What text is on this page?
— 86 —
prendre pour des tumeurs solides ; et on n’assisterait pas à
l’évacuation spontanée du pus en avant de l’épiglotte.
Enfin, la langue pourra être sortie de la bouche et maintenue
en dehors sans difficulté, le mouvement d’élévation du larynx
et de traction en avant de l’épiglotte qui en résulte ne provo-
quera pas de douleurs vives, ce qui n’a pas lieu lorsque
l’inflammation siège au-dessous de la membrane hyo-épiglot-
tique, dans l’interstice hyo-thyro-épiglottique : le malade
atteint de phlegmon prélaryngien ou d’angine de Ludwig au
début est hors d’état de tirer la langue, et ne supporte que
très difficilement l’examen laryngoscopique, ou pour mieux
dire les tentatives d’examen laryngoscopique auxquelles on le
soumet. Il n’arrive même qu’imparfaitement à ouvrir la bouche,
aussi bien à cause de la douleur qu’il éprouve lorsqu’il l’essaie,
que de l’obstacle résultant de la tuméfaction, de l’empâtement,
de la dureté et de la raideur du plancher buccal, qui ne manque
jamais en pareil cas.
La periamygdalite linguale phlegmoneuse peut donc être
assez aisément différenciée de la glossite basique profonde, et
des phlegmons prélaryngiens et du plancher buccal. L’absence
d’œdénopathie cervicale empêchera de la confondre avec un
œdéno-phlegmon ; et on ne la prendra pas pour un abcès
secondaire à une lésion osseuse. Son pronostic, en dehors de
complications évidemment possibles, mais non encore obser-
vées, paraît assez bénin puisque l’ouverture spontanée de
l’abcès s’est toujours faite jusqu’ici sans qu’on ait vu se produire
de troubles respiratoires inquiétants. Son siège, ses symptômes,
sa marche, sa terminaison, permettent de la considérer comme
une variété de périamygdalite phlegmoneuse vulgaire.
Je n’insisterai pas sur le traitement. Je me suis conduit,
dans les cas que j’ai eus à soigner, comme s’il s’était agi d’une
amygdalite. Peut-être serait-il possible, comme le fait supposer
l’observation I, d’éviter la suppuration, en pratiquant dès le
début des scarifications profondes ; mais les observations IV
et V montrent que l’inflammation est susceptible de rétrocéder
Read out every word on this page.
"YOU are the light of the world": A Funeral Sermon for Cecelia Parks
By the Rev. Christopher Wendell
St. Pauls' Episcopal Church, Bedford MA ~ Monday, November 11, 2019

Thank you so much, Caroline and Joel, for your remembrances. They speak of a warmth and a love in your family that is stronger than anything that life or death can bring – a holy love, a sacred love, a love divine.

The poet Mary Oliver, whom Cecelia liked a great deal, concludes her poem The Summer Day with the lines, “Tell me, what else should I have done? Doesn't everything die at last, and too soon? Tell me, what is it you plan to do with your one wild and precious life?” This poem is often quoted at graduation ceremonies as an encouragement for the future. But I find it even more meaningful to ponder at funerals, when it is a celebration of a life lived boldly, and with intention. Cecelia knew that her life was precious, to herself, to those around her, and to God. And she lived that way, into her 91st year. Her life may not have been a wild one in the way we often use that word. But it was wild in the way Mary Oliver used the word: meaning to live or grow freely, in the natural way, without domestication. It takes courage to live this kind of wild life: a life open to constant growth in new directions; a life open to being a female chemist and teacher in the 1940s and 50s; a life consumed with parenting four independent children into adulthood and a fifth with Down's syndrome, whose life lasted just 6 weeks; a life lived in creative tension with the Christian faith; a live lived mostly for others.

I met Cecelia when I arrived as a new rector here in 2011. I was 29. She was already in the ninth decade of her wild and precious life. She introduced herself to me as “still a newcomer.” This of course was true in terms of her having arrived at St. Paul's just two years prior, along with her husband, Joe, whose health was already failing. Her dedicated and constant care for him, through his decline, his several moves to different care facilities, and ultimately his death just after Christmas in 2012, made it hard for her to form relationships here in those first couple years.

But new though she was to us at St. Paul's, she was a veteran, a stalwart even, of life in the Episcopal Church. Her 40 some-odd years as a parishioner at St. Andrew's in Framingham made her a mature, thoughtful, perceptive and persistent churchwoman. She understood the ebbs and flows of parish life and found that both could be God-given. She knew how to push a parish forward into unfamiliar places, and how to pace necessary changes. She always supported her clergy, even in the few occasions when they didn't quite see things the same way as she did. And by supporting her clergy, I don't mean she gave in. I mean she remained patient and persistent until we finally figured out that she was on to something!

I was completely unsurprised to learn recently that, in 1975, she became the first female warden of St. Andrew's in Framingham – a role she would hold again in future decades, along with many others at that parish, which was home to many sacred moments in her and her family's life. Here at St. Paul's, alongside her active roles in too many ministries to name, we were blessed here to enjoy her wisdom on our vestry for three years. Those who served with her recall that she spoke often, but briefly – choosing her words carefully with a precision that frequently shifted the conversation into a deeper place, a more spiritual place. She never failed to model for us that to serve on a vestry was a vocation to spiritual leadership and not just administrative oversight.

◆ **Problem statement**: Check each line above for the word "épiglotte" and give the number of lines that have it, nothing else.

◆ **Answer to this task**: 2